• **Exercise task**:
State how many lines in the data below contain the string "システムキッチン". Give only the number.

[Recorded data]
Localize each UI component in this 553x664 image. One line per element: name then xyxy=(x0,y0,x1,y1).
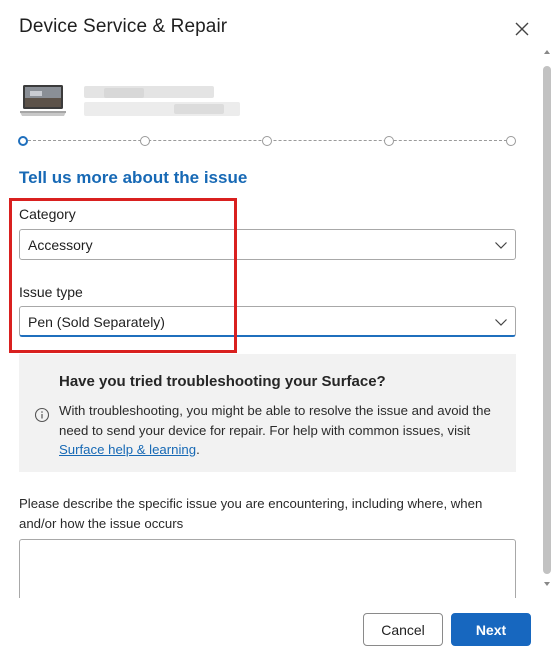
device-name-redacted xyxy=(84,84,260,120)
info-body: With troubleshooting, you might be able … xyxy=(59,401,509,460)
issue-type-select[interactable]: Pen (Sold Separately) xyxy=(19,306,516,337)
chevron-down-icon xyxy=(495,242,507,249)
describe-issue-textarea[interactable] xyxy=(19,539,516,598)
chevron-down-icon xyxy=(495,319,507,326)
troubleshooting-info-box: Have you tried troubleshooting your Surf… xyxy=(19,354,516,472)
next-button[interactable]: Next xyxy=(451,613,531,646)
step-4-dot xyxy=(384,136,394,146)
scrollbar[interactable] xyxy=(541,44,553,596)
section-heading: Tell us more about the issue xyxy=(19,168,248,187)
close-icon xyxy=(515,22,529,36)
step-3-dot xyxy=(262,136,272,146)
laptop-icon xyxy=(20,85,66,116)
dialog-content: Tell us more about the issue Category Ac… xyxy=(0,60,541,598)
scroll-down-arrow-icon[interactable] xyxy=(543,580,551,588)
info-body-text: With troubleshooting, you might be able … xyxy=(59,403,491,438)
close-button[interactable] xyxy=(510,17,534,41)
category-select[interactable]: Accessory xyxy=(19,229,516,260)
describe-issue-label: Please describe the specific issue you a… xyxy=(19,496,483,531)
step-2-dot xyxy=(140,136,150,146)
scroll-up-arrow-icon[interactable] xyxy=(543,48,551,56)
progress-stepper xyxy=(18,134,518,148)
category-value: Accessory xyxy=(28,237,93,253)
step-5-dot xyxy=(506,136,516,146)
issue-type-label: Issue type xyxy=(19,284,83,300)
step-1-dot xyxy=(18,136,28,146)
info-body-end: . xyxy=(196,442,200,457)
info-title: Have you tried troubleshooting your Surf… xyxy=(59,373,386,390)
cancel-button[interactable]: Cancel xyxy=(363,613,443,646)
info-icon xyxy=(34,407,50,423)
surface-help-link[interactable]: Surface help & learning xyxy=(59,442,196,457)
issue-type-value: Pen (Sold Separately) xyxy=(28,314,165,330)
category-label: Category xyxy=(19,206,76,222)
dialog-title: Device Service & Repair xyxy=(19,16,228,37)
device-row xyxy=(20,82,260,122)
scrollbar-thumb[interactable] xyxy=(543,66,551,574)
* * *
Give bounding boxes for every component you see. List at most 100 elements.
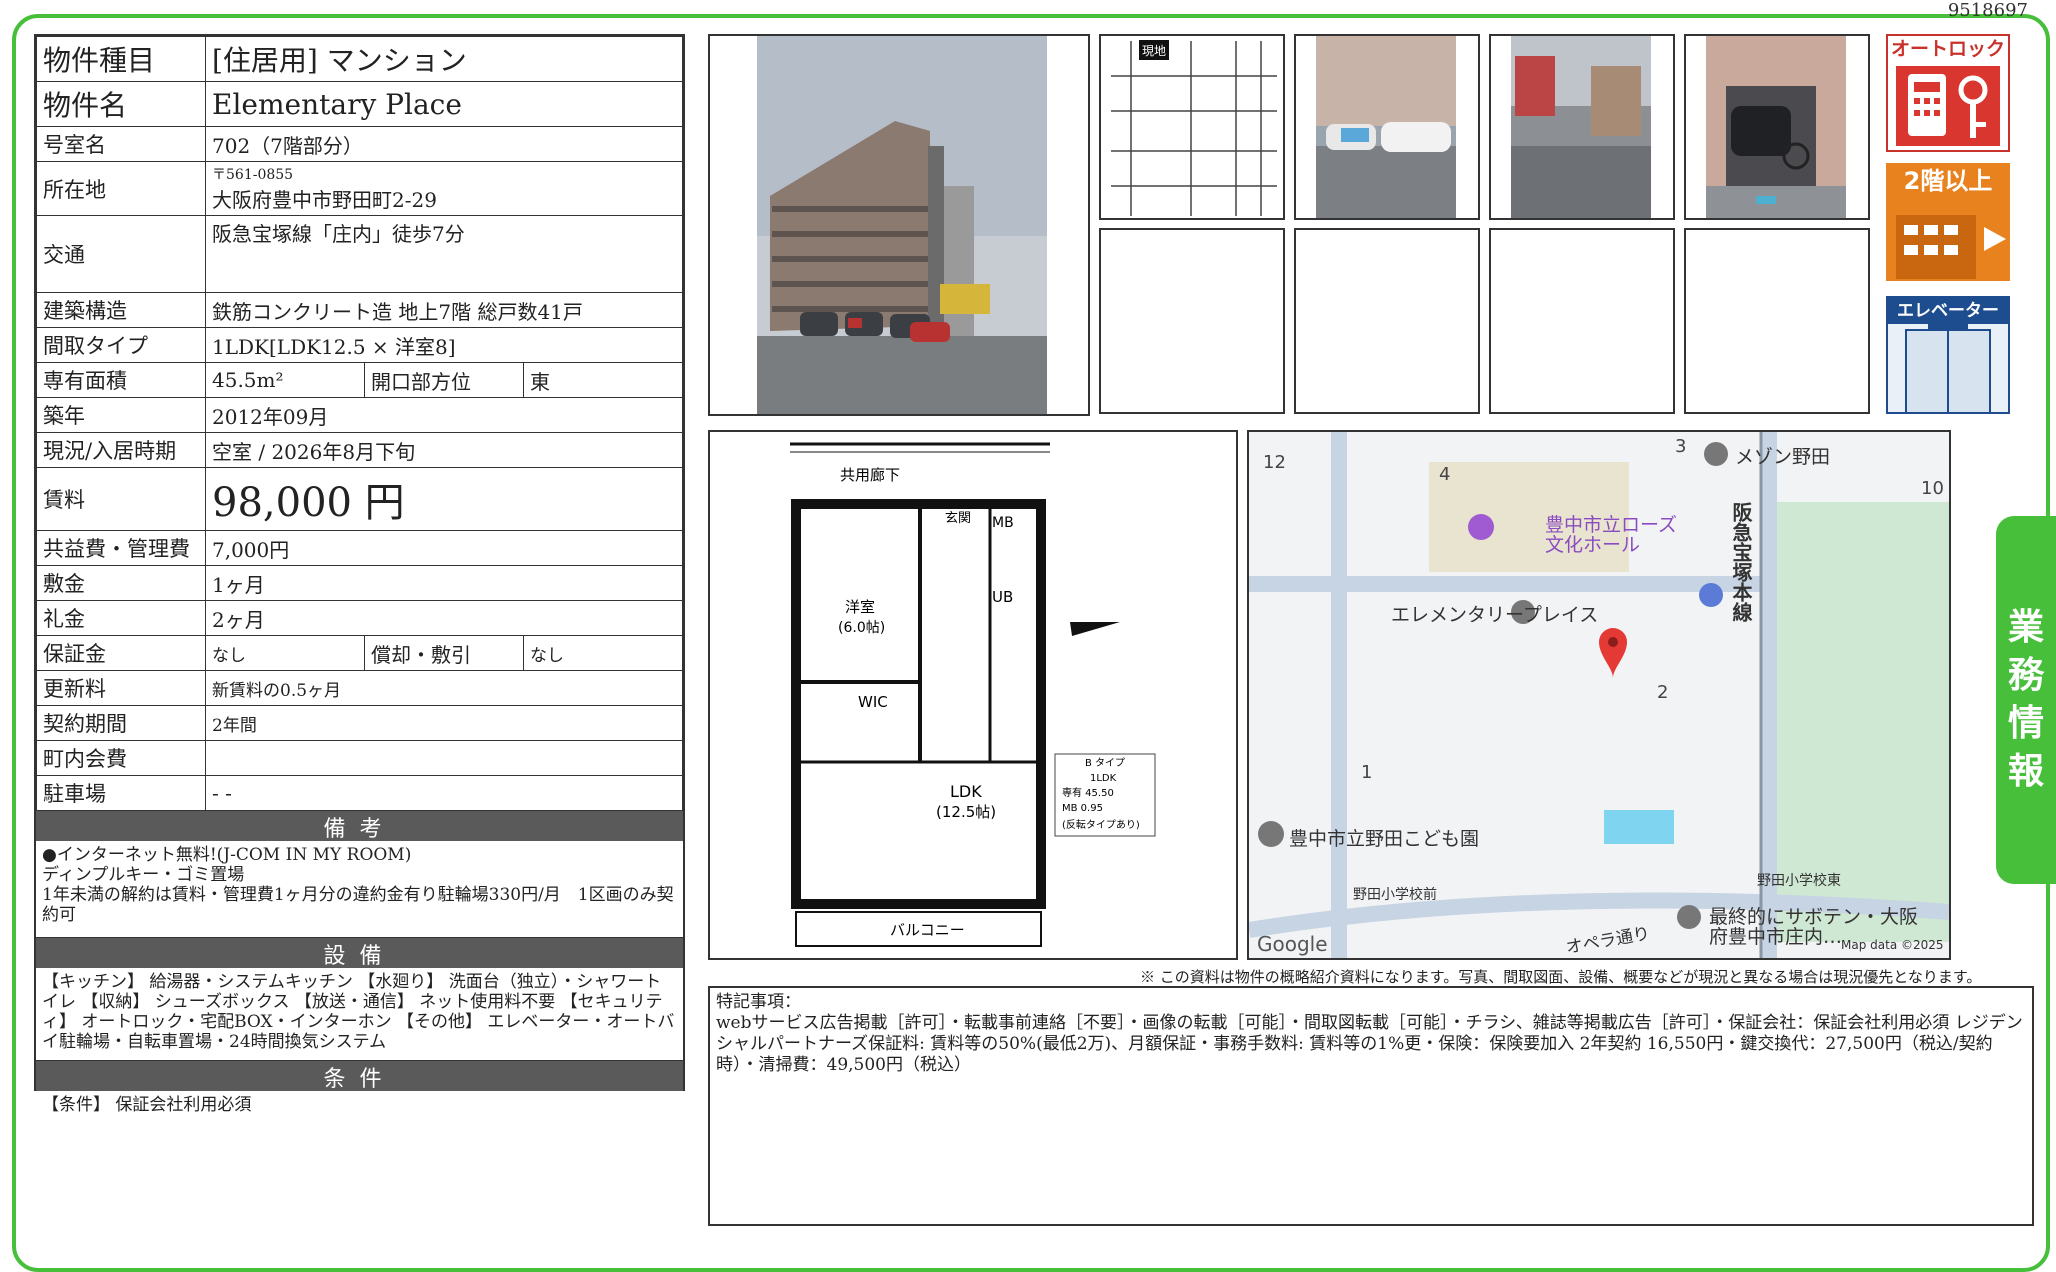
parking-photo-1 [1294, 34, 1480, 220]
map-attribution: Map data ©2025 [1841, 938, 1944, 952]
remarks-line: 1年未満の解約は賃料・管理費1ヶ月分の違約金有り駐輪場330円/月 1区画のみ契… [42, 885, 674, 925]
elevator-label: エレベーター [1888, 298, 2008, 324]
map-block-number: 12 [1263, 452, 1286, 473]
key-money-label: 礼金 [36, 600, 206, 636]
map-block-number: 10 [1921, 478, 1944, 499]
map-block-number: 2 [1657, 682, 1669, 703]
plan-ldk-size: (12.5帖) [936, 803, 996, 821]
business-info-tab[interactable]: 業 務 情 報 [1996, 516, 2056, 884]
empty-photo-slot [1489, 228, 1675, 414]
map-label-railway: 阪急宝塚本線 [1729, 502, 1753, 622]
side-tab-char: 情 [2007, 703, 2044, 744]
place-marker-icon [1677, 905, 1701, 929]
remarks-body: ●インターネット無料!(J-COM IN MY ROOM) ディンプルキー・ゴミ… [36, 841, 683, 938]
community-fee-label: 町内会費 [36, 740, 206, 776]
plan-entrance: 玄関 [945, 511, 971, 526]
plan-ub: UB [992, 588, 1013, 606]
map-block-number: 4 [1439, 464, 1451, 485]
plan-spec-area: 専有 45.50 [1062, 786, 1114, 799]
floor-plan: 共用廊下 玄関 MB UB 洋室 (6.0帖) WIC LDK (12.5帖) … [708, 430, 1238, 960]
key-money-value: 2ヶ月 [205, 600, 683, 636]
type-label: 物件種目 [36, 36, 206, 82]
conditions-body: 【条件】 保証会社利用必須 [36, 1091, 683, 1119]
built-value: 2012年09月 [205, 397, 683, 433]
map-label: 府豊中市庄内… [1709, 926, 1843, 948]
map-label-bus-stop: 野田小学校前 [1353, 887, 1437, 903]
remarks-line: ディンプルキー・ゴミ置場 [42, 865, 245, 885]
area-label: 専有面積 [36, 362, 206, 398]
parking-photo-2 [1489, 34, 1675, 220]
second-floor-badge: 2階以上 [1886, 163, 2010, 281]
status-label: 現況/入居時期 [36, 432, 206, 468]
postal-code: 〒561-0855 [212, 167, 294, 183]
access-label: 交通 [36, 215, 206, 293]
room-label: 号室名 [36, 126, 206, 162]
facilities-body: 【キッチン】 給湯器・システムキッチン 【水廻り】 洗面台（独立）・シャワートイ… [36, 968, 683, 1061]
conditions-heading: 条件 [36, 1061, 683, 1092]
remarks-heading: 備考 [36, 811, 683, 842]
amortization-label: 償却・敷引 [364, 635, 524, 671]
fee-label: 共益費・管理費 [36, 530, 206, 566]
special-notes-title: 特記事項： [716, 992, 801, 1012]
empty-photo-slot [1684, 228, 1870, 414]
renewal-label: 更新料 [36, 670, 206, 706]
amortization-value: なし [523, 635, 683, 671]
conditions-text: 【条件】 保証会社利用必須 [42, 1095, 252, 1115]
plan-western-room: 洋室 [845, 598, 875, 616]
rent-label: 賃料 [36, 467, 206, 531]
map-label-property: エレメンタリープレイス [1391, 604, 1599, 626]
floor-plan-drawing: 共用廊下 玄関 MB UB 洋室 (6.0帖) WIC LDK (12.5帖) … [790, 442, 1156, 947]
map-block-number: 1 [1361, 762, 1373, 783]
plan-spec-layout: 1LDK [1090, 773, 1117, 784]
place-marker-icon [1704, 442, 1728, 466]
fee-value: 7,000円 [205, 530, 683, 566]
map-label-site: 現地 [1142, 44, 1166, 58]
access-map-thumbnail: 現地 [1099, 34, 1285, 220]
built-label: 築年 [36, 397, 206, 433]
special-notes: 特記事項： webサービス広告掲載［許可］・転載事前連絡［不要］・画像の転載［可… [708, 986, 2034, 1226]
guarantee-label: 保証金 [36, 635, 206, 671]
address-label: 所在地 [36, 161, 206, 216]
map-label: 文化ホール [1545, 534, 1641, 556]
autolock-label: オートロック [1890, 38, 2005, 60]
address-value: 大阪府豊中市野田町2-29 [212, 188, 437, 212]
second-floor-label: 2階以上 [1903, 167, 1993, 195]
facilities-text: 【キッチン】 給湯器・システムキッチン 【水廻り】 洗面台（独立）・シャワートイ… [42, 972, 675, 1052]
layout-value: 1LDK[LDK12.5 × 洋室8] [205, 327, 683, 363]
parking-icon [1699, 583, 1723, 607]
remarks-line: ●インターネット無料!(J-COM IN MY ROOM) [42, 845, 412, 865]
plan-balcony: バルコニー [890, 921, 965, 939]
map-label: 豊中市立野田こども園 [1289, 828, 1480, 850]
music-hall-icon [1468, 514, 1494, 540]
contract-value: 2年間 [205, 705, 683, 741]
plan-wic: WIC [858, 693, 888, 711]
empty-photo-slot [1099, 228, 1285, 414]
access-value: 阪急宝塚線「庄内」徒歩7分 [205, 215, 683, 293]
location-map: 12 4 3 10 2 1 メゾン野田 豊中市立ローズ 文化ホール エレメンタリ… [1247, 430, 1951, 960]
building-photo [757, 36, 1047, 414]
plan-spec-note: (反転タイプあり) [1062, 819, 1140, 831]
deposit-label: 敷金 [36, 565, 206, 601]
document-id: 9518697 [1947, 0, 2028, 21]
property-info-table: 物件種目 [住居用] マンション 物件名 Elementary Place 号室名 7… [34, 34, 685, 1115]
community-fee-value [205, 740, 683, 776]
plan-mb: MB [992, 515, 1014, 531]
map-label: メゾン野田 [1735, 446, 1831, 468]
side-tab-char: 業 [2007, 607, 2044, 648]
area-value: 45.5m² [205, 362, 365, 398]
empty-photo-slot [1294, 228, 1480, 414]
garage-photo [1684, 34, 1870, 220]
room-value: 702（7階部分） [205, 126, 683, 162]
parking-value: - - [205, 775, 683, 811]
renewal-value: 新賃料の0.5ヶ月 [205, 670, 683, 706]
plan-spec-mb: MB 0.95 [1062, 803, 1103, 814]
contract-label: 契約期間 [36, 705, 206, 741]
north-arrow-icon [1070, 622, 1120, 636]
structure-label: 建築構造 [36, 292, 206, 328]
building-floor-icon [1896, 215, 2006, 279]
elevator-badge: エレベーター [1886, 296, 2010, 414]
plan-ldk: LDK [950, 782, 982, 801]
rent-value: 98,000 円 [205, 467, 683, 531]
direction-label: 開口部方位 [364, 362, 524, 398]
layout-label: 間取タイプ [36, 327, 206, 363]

• **Exercise answer**:
2